▸ **WRITTEN PROBLEM**
Word for word, quote all of the material, omitting the pictures.

▸ **Saved entries**
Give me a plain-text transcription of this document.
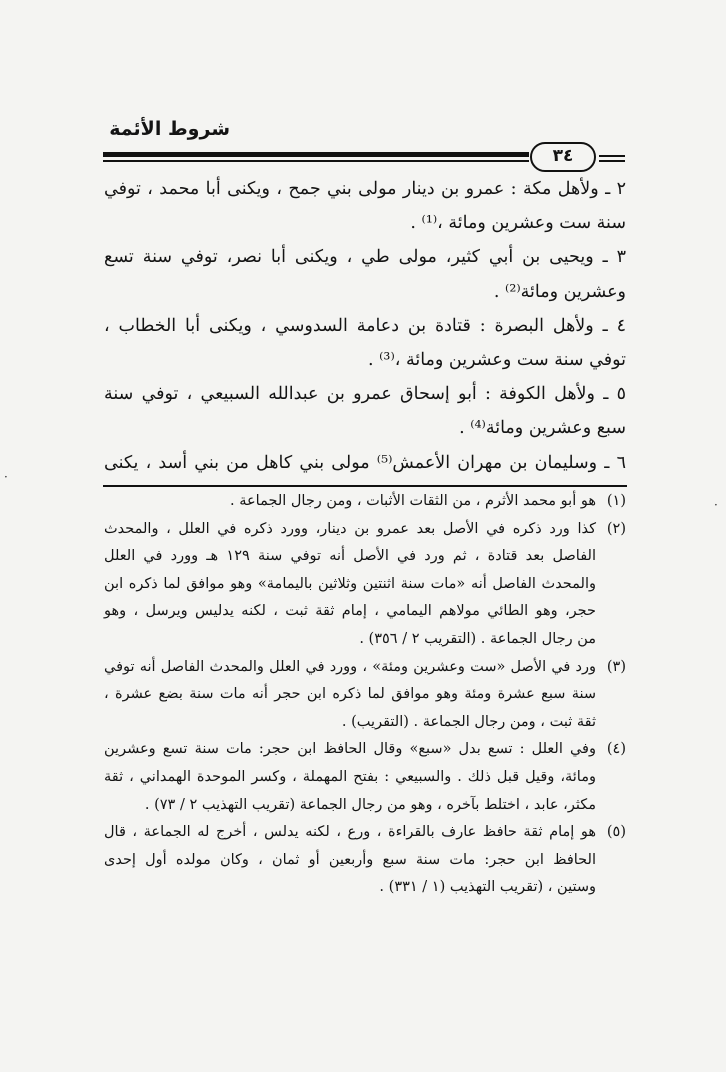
شروط الأئمة
٣٤

٢ ـ ولأهل مكة : عمرو بن دينار مولى بني جمح ، ويكنى أبا محمد ، توفي
سنة ست وعشرين ومائة ،⁽¹⁾ .

٣ ـ ويحيى بن أبي كثير، مولى طي ، ويكنى أبا نصر، توفي سنة تسع
وعشرين ومائة⁽²⁾ .

٤ ـ ولأهل البصرة : قتادة بن دعامة السدوسي ، ويكنى أبا الخطاب ،
توفي سنة ست وعشرين ومائة ،⁽³⁾ .

٥ ـ ولأهل الكوفة : أبو إسحاق عمرو بن عبدالله السبيعي ، توفي سنة
سبع وعشرين ومائة⁽⁴⁾ .

٦ ـ وسليمان بن مهران الأعمش⁽⁵⁾ مولى بني كاهل من بني أسد ، يكنى

(١)
هو أبو محمد الأثرم ، من الثقات الأثبات ، ومن رجال الجماعة .
(٢)
كذا ورد ذكره في الأصل بعد عمرو بن دينار، وورد ذكره في العلل ، والمحدث
الفاصل بعد قتادة ، ثم ورد في الأصل أنه توفي سنة ١٢٩ هـ وورد في العلل
والمحدث الفاصل أنه «مات سنة اثنتين وثلاثين باليمامة» وهو موافق لما ذكره ابن
حجر، وهو الطائي مولاهم اليمامي ، إمام ثقة ثبت ، لكنه يدليس ويرسل ، وهو
من رجال الجماعة . (التقريب ٢ / ٣٥٦) .
(٣)
ورد في الأصل «ست وعشرين ومئة» ، وورد في العلل والمحدث الفاصل أنه توفي
سنة سبع عشرة ومئة وهو موافق لما ذكره ابن حجر أنه مات سنة بضع عشرة ،
ثقة ثبت ، ومن رجال الجماعة . (التقريب) .
(٤)
وفي العلل : تسع بدل «سبع» وقال الحافظ ابن حجر: مات سنة تسع وعشرين
ومائة، وقيل قبل ذلك . والسبيعي : بفتح المهملة ، وكسر الموحدة الهمداني ، ثقة
مكثر، عابد ، اختلط بآخره ، وهو من رجال الجماعة (تقريب التهذيب ٢ / ٧٣) .
(٥)
هو إمام ثقة حافظ عارف بالقراءة ، ورع ، لكنه يدلس ، أخرج له الجماعة ، قال
الحافظ ابن حجر: مات سنة سبع وأربعين أو ثمان ، وكان مولده أول إحدى
وستين ، (تقريب التهذيب (١ / ٣٣١) .
·
·
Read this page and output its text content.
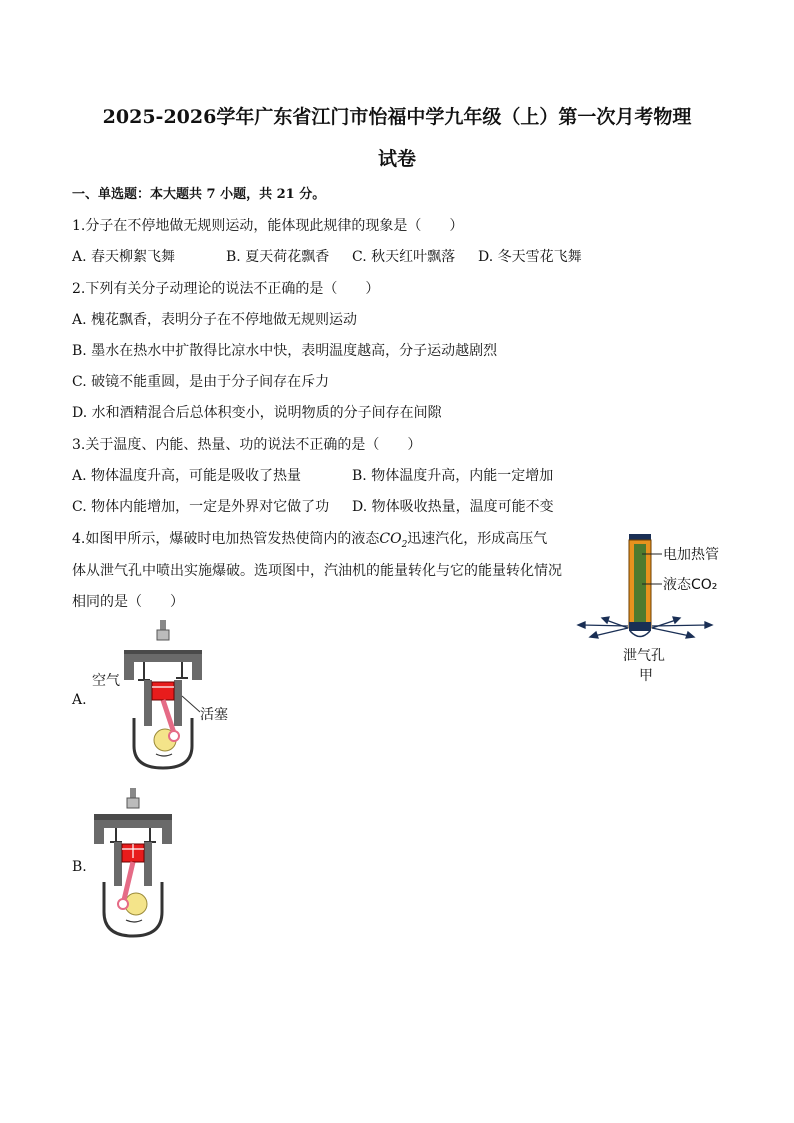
2025-2026学年广东省江门市怡福中学九年级（上）第一次月考物理
试卷
一、单选题：本大题共 7 小题，共 21 分。
1.分子在不停地做无规则运动，能体现此规律的现象是（　　）
A. 春天柳絮飞舞	B. 夏天荷花飘香 C. 秋天红叶飘落 D. 冬天雪花飞舞
2.下列有关分子动理论的说法不正确的是（　　）
A. 槐花飘香，表明分子在不停地做无规则运动
B. 墨水在热水中扩散得比凉水中快，表明温度越高，分子运动越剧烈
C. 破镜不能重圆，是由于分子间存在斥力
D. 水和酒精混合后总体积变小，说明物质的分子间存在间隙
3.关于温度、内能、热量、功的说法不正确的是（　　）
A. 物体温度升高，可能是吸收了热量	B. 物体温度升高，内能一定增加
C. 物体内能增加，一定是外界对它做了功 D. 物体吸收热量，温度可能不变
4.如图甲所示，爆破时电加热管发热使筒内的液态$CO_2$迅速汽化，形成高压气
体从泄气孔中喷出实施爆破。选项图中，汽油机的能量转化与它的能量转化情况
相同的是（　　）
电加热管
液态CO₂
泄气孔
甲
A.
空气
活塞
B.
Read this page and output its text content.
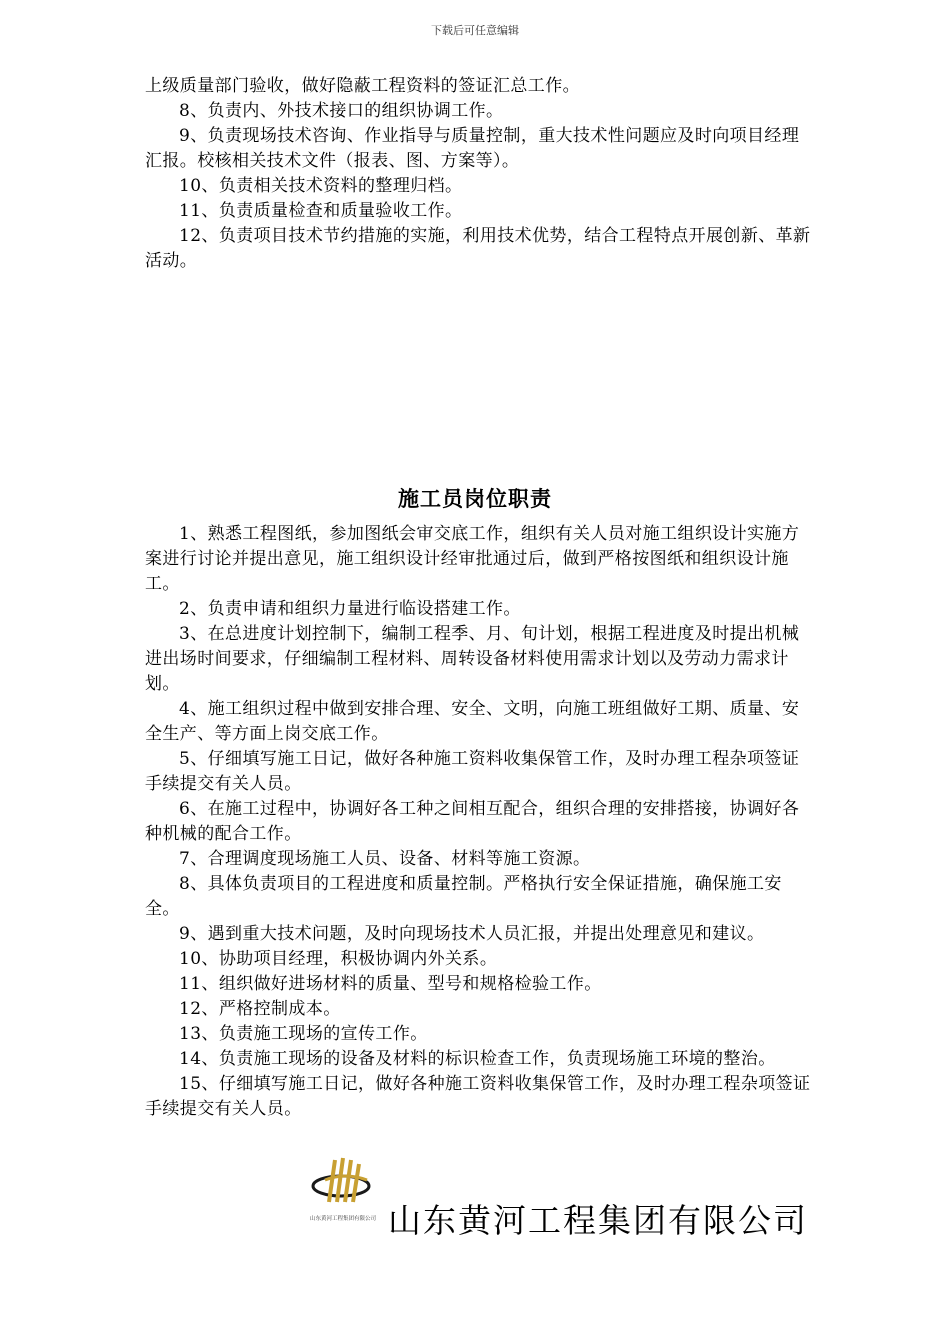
下载后可任意编辑

上级质量部门验收，做好隐蔽工程资料的签证汇总工作。

8、负责内、外技术接口的组织协调工作。

9、负责现场技术咨询、作业指导与质量控制，重大技术性问题应及时向项目经理汇报。校核相关技术文件（报表、图、方案等）。

10、负责相关技术资料的整理归档。

11、负责质量检查和质量验收工作。

12、负责项目技术节约措施的实施，利用技术优势，结合工程特点开展创新、革新活动。

施工员岗位职责

1、熟悉工程图纸，参加图纸会审交底工作，组织有关人员对施工组织设计实施方案进行讨论并提出意见，施工组织设计经审批通过后，做到严格按图纸和组织设计施工。

2、负责申请和组织力量进行临设搭建工作。

3、在总进度计划控制下，编制工程季、月、旬计划，根据工程进度及时提出机械进出场时间要求，仔细编制工程材料、周转设备材料使用需求计划以及劳动力需求计划。

4、施工组织过程中做到安排合理、安全、文明，向施工班组做好工期、质量、安全生产、等方面上岗交底工作。

5、仔细填写施工日记，做好各种施工资料收集保管工作，及时办理工程杂项签证手续提交有关人员。

6、在施工过程中，协调好各工种之间相互配合，组织合理的安排搭接，协调好各种机械的配合工作。

7、合理调度现场施工人员、设备、材料等施工资源。

8、具体负责项目的工程进度和质量控制。严格执行安全保证措施，确保施工安全。

9、遇到重大技术问题，及时向现场技术人员汇报，并提出处理意见和建议。

10、协助项目经理，积极协调内外关系。

11、组织做好进场材料的质量、型号和规格检验工作。

12、严格控制成本。

13、负责施工现场的宣传工作。

14、负责施工现场的设备及材料的标识检查工作，负责现场施工环境的整治。

15、仔细填写施工日记，做好各种施工资料收集保管工作，及时办理工程杂项签证手续提交有关人员。

山东黄河工程集团有限公司 山东黄河工程集团有限公司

▸ **EXERCISE ANSWER**
Give me a plain-text transcription of this document.
شروط الأئمة
٣٤

٢ ـ ولأهل مكة : عمرو بن دينار مولى بني جمح ، ويكنى أبا محمد ، توفي
سنة ست وعشرين ومائة ،⁽¹⁾ .

٣ ـ ويحيى بن أبي كثير، مولى طي ، ويكنى أبا نصر، توفي سنة تسع
وعشرين ومائة⁽²⁾ .

٤ ـ ولأهل البصرة : قتادة بن دعامة السدوسي ، ويكنى أبا الخطاب ،
توفي سنة ست وعشرين ومائة ،⁽³⁾ .

٥ ـ ولأهل الكوفة : أبو إسحاق عمرو بن عبدالله السبيعي ، توفي سنة
سبع وعشرين ومائة⁽⁴⁾ .

٦ ـ وسليمان بن مهران الأعمش⁽⁵⁾ مولى بني كاهل من بني أسد ، يكنى

(١)
هو أبو محمد الأثرم ، من الثقات الأثبات ، ومن رجال الجماعة .
(٢)
كذا ورد ذكره في الأصل بعد عمرو بن دينار، وورد ذكره في العلل ، والمحدث
الفاصل بعد قتادة ، ثم ورد في الأصل أنه توفي سنة ١٢٩ هـ وورد في العلل
والمحدث الفاصل أنه «مات سنة اثنتين وثلاثين باليمامة» وهو موافق لما ذكره ابن
حجر، وهو الطائي مولاهم اليمامي ، إمام ثقة ثبت ، لكنه يدليس ويرسل ، وهو
من رجال الجماعة . (التقريب ٢ / ٣٥٦) .
(٣)
ورد في الأصل «ست وعشرين ومئة» ، وورد في العلل والمحدث الفاصل أنه توفي
سنة سبع عشرة ومئة وهو موافق لما ذكره ابن حجر أنه مات سنة بضع عشرة ،
ثقة ثبت ، ومن رجال الجماعة . (التقريب) .
(٤)
وفي العلل : تسع بدل «سبع» وقال الحافظ ابن حجر: مات سنة تسع وعشرين
ومائة، وقيل قبل ذلك . والسبيعي : بفتح المهملة ، وكسر الموحدة الهمداني ، ثقة
مكثر، عابد ، اختلط بآخره ، وهو من رجال الجماعة (تقريب التهذيب ٢ / ٧٣) .
(٥)
هو إمام ثقة حافظ عارف بالقراءة ، ورع ، لكنه يدلس ، أخرج له الجماعة ، قال
الحافظ ابن حجر: مات سنة سبع وأربعين أو ثمان ، وكان مولده أول إحدى
وستين ، (تقريب التهذيب (١ / ٣٣١) .
·
·
Read this page and output its text content.
2025-2026学年广东省江门市怡福中学九年级（上）第一次月考物理
试卷
一、单选题：本大题共 7 小题，共 21 分。
1.分子在不停地做无规则运动，能体现此规律的现象是（　　）
A. 春天柳絮飞舞	B. 夏天荷花飘香 C. 秋天红叶飘落 D. 冬天雪花飞舞
2.下列有关分子动理论的说法不正确的是（　　）
A. 槐花飘香，表明分子在不停地做无规则运动
B. 墨水在热水中扩散得比凉水中快，表明温度越高，分子运动越剧烈
C. 破镜不能重圆，是由于分子间存在斥力
D. 水和酒精混合后总体积变小，说明物质的分子间存在间隙
3.关于温度、内能、热量、功的说法不正确的是（　　）
A. 物体温度升高，可能是吸收了热量	B. 物体温度升高，内能一定增加
C. 物体内能增加，一定是外界对它做了功 D. 物体吸收热量，温度可能不变
4.如图甲所示，爆破时电加热管发热使筒内的液态$CO_2$迅速汽化，形成高压气
体从泄气孔中喷出实施爆破。选项图中，汽油机的能量转化与它的能量转化情况
相同的是（　　）
电加热管
液态CO₂
泄气孔
甲
A.
空气
活塞
B.
Read this page and output its text content.
下载后可任意编辑

上级质量部门验收，做好隐蔽工程资料的签证汇总工作。

8、负责内、外技术接口的组织协调工作。

9、负责现场技术咨询、作业指导与质量控制，重大技术性问题应及时向项目经理汇报。校核相关技术文件（报表、图、方案等）。

10、负责相关技术资料的整理归档。

11、负责质量检查和质量验收工作。

12、负责项目技术节约措施的实施，利用技术优势，结合工程特点开展创新、革新活动。

施工员岗位职责

1、熟悉工程图纸，参加图纸会审交底工作，组织有关人员对施工组织设计实施方案进行讨论并提出意见，施工组织设计经审批通过后，做到严格按图纸和组织设计施工。

2、负责申请和组织力量进行临设搭建工作。

3、在总进度计划控制下，编制工程季、月、旬计划，根据工程进度及时提出机械进出场时间要求，仔细编制工程材料、周转设备材料使用需求计划以及劳动力需求计划。

4、施工组织过程中做到安排合理、安全、文明，向施工班组做好工期、质量、安全生产、等方面上岗交底工作。

5、仔细填写施工日记，做好各种施工资料收集保管工作，及时办理工程杂项签证手续提交有关人员。

6、在施工过程中，协调好各工种之间相互配合，组织合理的安排搭接，协调好各种机械的配合工作。

7、合理调度现场施工人员、设备、材料等施工资源。

8、具体负责项目的工程进度和质量控制。严格执行安全保证措施，确保施工安全。

9、遇到重大技术问题，及时向现场技术人员汇报，并提出处理意见和建议。

10、协助项目经理，积极协调内外关系。

11、组织做好进场材料的质量、型号和规格检验工作。

12、严格控制成本。

13、负责施工现场的宣传工作。

14、负责施工现场的设备及材料的标识检查工作，负责现场施工环境的整治。

15、仔细填写施工日记，做好各种施工资料收集保管工作，及时办理工程杂项签证手续提交有关人员。

山东黄河工程集团有限公司 山东黄河工程集团有限公司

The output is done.